What to do: Gather up every line that includes the string "volta".

↓↓↓

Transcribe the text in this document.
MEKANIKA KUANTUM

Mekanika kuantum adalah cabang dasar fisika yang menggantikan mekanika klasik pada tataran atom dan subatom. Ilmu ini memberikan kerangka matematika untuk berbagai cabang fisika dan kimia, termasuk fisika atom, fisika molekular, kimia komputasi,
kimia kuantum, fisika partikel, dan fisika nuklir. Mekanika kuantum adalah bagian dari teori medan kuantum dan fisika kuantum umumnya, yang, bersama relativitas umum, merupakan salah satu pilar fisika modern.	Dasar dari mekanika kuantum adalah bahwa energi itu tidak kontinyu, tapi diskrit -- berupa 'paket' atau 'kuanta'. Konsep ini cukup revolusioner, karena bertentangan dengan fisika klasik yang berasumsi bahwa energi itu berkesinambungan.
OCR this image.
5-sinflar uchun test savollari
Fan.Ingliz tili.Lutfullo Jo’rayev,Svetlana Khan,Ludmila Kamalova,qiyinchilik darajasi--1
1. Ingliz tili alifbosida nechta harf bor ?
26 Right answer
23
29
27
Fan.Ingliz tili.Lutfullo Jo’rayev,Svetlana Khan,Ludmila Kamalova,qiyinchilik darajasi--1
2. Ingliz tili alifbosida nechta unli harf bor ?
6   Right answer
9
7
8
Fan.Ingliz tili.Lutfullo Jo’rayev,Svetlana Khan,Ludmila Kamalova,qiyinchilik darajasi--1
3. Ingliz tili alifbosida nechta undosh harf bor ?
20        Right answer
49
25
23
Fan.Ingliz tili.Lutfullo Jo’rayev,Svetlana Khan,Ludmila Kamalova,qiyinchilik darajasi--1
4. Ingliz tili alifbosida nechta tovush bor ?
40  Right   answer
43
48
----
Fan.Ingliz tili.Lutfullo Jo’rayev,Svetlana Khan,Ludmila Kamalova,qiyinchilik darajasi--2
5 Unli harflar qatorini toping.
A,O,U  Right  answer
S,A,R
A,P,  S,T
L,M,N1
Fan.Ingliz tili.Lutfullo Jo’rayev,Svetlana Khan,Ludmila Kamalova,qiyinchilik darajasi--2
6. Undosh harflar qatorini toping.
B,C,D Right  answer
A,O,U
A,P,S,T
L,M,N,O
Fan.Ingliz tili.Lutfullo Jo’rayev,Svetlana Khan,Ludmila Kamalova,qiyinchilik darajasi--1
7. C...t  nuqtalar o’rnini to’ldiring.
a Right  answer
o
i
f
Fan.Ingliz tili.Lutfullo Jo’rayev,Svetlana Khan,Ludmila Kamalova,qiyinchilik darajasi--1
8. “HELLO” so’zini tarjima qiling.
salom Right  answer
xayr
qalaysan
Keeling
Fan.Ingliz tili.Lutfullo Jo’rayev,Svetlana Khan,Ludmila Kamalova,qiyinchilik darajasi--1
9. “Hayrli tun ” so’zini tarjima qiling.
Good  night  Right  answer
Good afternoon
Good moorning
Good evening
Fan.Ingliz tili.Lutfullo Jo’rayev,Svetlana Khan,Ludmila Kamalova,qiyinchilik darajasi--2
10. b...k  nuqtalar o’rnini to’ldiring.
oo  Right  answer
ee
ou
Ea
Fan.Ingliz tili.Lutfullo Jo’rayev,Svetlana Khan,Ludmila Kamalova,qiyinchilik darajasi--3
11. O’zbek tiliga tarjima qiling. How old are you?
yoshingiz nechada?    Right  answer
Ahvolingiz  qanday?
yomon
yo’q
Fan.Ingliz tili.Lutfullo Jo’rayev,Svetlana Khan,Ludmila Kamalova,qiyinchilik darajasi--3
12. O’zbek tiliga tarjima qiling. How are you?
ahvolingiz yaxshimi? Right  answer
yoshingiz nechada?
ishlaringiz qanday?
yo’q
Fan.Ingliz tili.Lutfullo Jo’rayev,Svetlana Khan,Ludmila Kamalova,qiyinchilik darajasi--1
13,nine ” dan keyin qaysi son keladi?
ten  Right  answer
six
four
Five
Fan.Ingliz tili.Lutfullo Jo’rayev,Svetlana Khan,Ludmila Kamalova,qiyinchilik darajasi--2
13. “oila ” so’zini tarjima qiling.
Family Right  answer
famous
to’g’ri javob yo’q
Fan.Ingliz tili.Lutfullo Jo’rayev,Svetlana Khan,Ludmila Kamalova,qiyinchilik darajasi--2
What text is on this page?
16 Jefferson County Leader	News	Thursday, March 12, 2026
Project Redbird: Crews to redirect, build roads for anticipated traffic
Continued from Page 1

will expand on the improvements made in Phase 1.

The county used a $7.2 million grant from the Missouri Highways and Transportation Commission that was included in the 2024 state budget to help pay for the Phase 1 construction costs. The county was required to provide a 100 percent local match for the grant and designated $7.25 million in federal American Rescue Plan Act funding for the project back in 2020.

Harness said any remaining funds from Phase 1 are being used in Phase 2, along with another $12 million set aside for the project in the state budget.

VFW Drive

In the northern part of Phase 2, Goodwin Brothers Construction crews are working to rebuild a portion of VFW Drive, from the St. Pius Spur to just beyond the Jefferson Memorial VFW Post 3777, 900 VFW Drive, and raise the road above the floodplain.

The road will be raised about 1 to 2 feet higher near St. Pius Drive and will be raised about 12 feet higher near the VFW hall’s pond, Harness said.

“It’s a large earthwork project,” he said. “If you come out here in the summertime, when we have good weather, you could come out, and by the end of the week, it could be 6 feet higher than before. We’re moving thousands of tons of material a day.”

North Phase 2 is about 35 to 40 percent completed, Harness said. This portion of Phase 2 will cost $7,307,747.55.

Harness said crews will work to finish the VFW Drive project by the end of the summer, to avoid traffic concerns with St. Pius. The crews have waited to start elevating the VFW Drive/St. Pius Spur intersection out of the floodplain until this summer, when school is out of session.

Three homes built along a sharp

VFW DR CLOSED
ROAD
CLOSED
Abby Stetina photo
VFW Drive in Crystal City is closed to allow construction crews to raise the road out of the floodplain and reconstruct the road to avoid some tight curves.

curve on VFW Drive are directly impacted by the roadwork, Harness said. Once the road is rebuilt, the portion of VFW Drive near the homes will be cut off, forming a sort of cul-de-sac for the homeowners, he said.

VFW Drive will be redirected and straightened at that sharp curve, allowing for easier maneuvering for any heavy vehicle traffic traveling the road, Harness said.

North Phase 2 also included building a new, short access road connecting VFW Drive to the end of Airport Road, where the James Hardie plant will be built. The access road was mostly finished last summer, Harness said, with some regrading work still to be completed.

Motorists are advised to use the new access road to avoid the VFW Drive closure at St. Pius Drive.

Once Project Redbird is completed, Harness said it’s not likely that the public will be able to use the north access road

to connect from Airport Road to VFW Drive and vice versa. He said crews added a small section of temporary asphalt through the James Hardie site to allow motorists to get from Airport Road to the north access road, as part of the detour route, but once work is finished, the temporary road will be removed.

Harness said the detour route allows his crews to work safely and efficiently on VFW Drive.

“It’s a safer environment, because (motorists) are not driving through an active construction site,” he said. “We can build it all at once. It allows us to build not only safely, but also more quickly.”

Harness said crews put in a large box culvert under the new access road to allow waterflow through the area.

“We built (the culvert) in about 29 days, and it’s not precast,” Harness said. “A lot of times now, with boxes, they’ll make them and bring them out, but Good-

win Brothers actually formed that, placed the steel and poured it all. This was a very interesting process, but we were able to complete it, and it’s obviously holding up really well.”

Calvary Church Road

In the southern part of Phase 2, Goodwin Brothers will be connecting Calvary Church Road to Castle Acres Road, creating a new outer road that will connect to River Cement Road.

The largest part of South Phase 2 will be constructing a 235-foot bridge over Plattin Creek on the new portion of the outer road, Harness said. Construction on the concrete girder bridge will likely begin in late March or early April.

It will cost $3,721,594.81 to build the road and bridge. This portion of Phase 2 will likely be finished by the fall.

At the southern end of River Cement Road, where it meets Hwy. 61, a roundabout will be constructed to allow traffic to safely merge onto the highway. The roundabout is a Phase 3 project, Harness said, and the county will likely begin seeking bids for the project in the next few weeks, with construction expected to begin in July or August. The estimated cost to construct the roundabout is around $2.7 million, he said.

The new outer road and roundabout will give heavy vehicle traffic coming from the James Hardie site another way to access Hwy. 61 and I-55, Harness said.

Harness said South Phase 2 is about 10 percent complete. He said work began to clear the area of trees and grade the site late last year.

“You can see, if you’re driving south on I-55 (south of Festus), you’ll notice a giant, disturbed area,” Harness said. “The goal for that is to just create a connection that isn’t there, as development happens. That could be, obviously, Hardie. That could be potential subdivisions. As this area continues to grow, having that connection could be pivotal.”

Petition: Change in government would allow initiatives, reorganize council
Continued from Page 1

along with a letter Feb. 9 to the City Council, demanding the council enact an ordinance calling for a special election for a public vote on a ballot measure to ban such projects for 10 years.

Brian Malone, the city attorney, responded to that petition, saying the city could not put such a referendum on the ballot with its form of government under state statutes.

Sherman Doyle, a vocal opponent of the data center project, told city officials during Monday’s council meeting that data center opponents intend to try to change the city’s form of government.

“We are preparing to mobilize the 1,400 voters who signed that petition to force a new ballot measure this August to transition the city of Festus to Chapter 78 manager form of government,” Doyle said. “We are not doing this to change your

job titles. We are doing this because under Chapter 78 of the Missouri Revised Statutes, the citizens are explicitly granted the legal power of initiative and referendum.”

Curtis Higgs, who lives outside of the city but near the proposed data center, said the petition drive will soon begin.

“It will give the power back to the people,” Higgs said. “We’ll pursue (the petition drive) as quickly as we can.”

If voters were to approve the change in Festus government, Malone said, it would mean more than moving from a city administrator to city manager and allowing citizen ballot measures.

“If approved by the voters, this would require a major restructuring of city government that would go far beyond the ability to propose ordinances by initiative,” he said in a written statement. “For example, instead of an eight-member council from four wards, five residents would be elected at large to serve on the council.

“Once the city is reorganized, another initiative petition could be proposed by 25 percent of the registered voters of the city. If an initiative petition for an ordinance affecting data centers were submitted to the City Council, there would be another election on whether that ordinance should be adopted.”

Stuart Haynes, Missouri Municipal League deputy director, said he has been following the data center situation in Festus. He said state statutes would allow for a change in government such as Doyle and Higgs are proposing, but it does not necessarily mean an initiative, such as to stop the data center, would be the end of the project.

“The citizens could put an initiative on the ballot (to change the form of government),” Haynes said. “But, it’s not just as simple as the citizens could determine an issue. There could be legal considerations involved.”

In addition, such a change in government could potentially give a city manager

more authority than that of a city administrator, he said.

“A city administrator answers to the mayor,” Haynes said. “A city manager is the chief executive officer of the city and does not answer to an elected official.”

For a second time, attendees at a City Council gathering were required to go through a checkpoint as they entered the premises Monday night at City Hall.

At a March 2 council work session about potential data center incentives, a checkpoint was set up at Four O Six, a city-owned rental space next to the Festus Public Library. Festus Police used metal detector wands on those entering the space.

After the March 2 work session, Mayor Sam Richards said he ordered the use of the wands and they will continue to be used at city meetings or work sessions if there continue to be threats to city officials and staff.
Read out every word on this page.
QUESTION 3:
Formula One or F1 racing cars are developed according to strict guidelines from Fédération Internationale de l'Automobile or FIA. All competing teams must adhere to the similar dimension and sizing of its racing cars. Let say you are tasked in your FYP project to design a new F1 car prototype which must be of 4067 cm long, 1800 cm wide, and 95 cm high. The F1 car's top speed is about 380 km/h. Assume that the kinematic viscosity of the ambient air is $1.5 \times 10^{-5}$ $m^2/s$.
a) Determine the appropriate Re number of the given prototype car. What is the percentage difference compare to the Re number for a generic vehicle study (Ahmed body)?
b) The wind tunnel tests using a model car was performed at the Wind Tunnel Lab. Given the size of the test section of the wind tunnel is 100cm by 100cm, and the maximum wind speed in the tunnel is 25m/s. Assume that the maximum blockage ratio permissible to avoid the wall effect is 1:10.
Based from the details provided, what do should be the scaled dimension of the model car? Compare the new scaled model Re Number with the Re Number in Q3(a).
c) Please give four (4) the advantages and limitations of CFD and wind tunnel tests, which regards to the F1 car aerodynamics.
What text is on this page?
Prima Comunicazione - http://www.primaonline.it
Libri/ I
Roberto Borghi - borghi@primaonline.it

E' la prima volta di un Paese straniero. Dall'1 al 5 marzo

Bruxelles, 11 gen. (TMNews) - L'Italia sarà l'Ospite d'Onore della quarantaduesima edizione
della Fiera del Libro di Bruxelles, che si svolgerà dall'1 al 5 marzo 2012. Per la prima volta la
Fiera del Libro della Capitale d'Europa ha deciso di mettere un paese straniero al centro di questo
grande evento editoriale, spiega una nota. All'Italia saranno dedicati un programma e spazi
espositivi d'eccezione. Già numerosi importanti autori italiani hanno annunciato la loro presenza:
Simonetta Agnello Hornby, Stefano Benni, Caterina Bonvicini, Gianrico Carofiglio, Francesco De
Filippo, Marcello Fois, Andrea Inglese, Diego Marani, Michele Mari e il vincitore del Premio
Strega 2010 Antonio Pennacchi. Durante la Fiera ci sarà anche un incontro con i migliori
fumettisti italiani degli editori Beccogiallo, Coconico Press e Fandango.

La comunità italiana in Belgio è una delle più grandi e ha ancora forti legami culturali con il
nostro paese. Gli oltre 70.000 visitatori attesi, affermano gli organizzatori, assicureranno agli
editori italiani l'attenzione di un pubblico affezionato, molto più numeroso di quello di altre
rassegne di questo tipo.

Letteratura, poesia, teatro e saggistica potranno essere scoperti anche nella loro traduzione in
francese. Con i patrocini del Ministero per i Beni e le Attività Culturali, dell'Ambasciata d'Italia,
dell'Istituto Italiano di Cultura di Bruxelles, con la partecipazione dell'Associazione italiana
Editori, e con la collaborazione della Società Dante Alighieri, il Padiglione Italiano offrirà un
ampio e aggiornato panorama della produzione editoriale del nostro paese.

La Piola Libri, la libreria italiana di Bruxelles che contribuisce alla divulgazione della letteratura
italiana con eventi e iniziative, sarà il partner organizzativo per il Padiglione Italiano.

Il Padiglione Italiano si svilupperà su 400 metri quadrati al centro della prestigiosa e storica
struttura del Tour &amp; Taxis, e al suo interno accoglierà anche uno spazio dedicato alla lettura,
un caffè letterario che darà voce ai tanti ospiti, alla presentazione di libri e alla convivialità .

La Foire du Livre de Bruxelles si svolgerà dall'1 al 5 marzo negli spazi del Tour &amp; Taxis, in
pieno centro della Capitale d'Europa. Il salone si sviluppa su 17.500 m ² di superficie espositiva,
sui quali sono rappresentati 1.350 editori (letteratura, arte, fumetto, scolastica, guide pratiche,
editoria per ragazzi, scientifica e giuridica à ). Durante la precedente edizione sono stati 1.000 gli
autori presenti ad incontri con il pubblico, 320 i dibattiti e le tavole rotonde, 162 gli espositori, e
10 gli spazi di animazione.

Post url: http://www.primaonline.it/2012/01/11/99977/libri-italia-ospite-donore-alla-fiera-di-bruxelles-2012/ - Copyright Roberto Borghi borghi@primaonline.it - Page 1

↑↑↑

Result of this task:
E' la prima volta di un Paese straniero. Dall'1 al 5 marzo
della Fiera del Libro di Bruxelles, che si svolgerà dall'1 al 5 marzo 2012. Per la prima volta la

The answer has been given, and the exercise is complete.